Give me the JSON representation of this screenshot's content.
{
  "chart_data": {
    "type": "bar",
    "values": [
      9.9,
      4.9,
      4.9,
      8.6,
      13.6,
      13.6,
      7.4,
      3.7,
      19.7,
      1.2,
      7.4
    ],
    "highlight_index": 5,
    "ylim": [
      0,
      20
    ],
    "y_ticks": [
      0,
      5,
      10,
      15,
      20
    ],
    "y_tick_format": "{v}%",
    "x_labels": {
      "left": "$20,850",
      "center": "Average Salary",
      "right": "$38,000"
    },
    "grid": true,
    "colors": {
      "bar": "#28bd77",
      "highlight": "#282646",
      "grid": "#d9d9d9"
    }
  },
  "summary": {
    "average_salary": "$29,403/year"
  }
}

What you should do> Restate every entry word for word.

Problem solution>
Give me the JSON representation of this screenshot's content.
{
  "chart_data": {
    "type": "bar",
    "values": [
      9.9,
      4.9,
      4.9,
      8.6,
      13.6,
      13.6,
      7.4,
      3.7,
      19.7,
      1.2,
      7.4
    ],
    "highlight_index": 5,
    "ylim": [
      0,
      20
    ],
    "y_ticks": [
      0,
      5,
      10,
      15,
      20
    ],
    "y_tick_format": "{v}%",
    "x_labels": {
      "left": "$20,850",
      "center": "Average Salary",
      "right": "$38,000"
    },
    "grid": true,
    "colors": {
      "bar": "#28bd77",
      "highlight": "#282646",
      "grid": "#d9d9d9"
    }
  },
  "summary": {
    "average_salary": "$29,403/year"
  }
}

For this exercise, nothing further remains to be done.